> Exercise
Below is a listing; copy all of it exactly.

[Collected data entries]
<<<<

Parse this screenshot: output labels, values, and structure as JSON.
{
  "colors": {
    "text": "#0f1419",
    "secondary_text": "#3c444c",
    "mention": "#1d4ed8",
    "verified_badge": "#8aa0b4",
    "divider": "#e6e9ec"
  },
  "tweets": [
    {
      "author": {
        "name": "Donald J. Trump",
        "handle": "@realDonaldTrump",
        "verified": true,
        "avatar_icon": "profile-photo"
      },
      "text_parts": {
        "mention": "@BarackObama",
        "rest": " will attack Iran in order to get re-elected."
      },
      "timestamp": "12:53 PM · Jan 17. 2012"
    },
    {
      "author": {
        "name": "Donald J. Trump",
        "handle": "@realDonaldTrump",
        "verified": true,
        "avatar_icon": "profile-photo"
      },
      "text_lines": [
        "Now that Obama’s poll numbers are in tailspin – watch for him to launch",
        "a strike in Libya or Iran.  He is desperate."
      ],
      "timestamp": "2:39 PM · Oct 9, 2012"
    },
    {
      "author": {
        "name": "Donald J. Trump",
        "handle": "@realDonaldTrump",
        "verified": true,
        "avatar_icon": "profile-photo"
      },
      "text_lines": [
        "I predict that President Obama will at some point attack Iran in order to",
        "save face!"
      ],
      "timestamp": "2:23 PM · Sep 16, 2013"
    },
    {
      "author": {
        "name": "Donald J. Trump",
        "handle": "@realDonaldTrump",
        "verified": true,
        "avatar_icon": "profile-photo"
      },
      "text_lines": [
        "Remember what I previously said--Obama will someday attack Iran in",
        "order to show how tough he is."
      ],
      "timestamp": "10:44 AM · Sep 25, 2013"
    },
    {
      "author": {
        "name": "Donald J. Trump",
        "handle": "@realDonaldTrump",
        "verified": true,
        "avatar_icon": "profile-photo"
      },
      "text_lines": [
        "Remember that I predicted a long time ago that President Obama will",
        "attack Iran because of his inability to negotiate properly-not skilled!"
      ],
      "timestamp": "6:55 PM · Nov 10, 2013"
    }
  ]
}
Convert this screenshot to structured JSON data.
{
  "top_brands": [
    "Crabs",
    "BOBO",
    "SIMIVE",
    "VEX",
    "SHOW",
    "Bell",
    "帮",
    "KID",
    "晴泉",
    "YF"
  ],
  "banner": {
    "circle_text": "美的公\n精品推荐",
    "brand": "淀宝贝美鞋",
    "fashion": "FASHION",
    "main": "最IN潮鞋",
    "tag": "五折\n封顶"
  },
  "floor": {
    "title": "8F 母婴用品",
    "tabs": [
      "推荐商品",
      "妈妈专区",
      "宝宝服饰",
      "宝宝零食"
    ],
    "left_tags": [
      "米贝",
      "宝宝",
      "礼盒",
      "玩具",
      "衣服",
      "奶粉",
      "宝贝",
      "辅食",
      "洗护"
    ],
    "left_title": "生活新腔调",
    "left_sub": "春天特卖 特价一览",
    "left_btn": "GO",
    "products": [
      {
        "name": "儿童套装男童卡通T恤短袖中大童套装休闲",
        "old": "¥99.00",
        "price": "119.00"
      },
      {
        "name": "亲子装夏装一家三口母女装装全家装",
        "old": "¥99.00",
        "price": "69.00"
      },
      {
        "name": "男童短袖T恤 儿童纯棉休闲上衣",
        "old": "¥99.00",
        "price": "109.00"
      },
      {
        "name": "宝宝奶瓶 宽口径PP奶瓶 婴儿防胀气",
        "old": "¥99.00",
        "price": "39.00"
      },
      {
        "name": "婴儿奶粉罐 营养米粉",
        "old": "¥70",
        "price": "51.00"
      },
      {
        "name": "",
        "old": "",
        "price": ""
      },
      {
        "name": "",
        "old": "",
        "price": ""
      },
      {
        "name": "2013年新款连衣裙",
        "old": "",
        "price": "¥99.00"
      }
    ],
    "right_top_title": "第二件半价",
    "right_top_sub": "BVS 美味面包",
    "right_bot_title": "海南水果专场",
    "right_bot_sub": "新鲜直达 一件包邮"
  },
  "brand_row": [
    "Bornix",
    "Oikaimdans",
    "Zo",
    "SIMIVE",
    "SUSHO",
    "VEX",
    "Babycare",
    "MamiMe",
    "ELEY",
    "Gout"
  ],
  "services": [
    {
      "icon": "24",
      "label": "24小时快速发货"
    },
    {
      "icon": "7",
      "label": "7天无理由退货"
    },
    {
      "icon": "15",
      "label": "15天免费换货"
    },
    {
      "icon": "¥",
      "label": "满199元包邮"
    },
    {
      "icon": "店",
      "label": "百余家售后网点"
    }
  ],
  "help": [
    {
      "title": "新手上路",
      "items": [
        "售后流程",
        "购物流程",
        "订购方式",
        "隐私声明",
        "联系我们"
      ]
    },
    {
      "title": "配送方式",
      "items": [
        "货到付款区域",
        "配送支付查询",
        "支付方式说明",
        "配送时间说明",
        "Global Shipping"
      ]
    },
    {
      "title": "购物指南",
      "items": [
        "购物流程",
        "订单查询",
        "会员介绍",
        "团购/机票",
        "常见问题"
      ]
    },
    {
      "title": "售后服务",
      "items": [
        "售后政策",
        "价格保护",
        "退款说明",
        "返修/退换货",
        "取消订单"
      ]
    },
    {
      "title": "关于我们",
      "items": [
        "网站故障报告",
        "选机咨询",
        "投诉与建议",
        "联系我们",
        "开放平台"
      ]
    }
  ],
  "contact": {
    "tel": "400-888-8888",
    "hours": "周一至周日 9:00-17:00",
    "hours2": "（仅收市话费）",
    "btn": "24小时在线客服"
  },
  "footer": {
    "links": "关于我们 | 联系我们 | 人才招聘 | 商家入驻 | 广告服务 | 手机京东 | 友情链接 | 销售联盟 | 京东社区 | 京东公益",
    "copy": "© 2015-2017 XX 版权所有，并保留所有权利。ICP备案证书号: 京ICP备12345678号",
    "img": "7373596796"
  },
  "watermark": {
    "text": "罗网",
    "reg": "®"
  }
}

>>>>

> Complete output
Parse this screenshot: output labels, values, and structure as JSON.
{
  "colors": {
    "text": "#0f1419",
    "secondary_text": "#3c444c",
    "mention": "#1d4ed8",
    "verified_badge": "#8aa0b4",
    "divider": "#e6e9ec"
  },
  "tweets": [
    {
      "author": {
        "name": "Donald J. Trump",
        "handle": "@realDonaldTrump",
        "verified": true,
        "avatar_icon": "profile-photo"
      },
      "text_parts": {
        "mention": "@BarackObama",
        "rest": " will attack Iran in order to get re-elected."
      },
      "timestamp": "12:53 PM · Jan 17. 2012"
    },
    {
      "author": {
        "name": "Donald J. Trump",
        "handle": "@realDonaldTrump",
        "verified": true,
        "avatar_icon": "profile-photo"
      },
      "text_lines": [
        "Now that Obama’s poll numbers are in tailspin – watch for him to launch",
        "a strike in Libya or Iran.  He is desperate."
      ],
      "timestamp": "2:39 PM · Oct 9, 2012"
    },
    {
      "author": {
        "name": "Donald J. Trump",
        "handle": "@realDonaldTrump",
        "verified": true,
        "avatar_icon": "profile-photo"
      },
      "text_lines": [
        "I predict that President Obama will at some point attack Iran in order to",
        "save face!"
      ],
      "timestamp": "2:23 PM · Sep 16, 2013"
    },
    {
      "author": {
        "name": "Donald J. Trump",
        "handle": "@realDonaldTrump",
        "verified": true,
        "avatar_icon": "profile-photo"
      },
      "text_lines": [
        "Remember what I previously said--Obama will someday attack Iran in",
        "order to show how tough he is."
      ],
      "timestamp": "10:44 AM · Sep 25, 2013"
    },
    {
      "author": {
        "name": "Donald J. Trump",
        "handle": "@realDonaldTrump",
        "verified": true,
        "avatar_icon": "profile-photo"
      },
      "text_lines": [
        "Remember that I predicted a long time ago that President Obama will",
        "attack Iran because of his inability to negotiate properly-not skilled!"
      ],
      "timestamp": "6:55 PM · Nov 10, 2013"
    }
  ]
}
Convert this screenshot to structured JSON data.
{
  "top_brands": [
    "Crabs",
    "BOBO",
    "SIMIVE",
    "VEX",
    "SHOW",
    "Bell",
    "帮",
    "KID",
    "晴泉",
    "YF"
  ],
  "banner": {
    "circle_text": "美的公\n精品推荐",
    "brand": "淀宝贝美鞋",
    "fashion": "FASHION",
    "main": "最IN潮鞋",
    "tag": "五折\n封顶"
  },
  "floor": {
    "title": "8F 母婴用品",
    "tabs": [
      "推荐商品",
      "妈妈专区",
      "宝宝服饰",
      "宝宝零食"
    ],
    "left_tags": [
      "米贝",
      "宝宝",
      "礼盒",
      "玩具",
      "衣服",
      "奶粉",
      "宝贝",
      "辅食",
      "洗护"
    ],
    "left_title": "生活新腔调",
    "left_sub": "春天特卖 特价一览",
    "left_btn": "GO",
    "products": [
      {
        "name": "儿童套装男童卡通T恤短袖中大童套装休闲",
        "old": "¥99.00",
        "price": "119.00"
      },
      {
        "name": "亲子装夏装一家三口母女装装全家装",
        "old": "¥99.00",
        "price": "69.00"
      },
      {
        "name": "男童短袖T恤 儿童纯棉休闲上衣",
        "old": "¥99.00",
        "price": "109.00"
      },
      {
        "name": "宝宝奶瓶 宽口径PP奶瓶 婴儿防胀气",
        "old": "¥99.00",
        "price": "39.00"
      },
      {
        "name": "婴儿奶粉罐 营养米粉",
        "old": "¥70",
        "price": "51.00"
      },
      {
        "name": "",
        "old": "",
        "price": ""
      },
      {
        "name": "",
        "old": "",
        "price": ""
      },
      {
        "name": "2013年新款连衣裙",
        "old": "",
        "price": "¥99.00"
      }
    ],
    "right_top_title": "第二件半价",
    "right_top_sub": "BVS 美味面包",
    "right_bot_title": "海南水果专场",
    "right_bot_sub": "新鲜直达 一件包邮"
  },
  "brand_row": [
    "Bornix",
    "Oikaimdans",
    "Zo",
    "SIMIVE",
    "SUSHO",
    "VEX",
    "Babycare",
    "MamiMe",
    "ELEY",
    "Gout"
  ],
  "services": [
    {
      "icon": "24",
      "label": "24小时快速发货"
    },
    {
      "icon": "7",
      "label": "7天无理由退货"
    },
    {
      "icon": "15",
      "label": "15天免费换货"
    },
    {
      "icon": "¥",
      "label": "满199元包邮"
    },
    {
      "icon": "店",
      "label": "百余家售后网点"
    }
  ],
  "help": [
    {
      "title": "新手上路",
      "items": [
        "售后流程",
        "购物流程",
        "订购方式",
        "隐私声明",
        "联系我们"
      ]
    },
    {
      "title": "配送方式",
      "items": [
        "货到付款区域",
        "配送支付查询",
        "支付方式说明",
        "配送时间说明",
        "Global Shipping"
      ]
    },
    {
      "title": "购物指南",
      "items": [
        "购物流程",
        "订单查询",
        "会员介绍",
        "团购/机票",
        "常见问题"
      ]
    },
    {
      "title": "售后服务",
      "items": [
        "售后政策",
        "价格保护",
        "退款说明",
        "返修/退换货",
        "取消订单"
      ]
    },
    {
      "title": "关于我们",
      "items": [
        "网站故障报告",
        "选机咨询",
        "投诉与建议",
        "联系我们",
        "开放平台"
      ]
    }
  ],
  "contact": {
    "tel": "400-888-8888",
    "hours": "周一至周日 9:00-17:00",
    "hours2": "（仅收市话费）",
    "btn": "24小时在线客服"
  },
  "footer": {
    "links": "关于我们 | 联系我们 | 人才招聘 | 商家入驻 | 广告服务 | 手机京东 | 友情链接 | 销售联盟 | 京东社区 | 京东公益",
    "copy": "© 2015-2017 XX 版权所有，并保留所有权利。ICP备案证书号: 京ICP备12345678号",
    "img": "7373596796"
  },
  "watermark": {
    "text": "罗网",
    "reg": "®"
  }
}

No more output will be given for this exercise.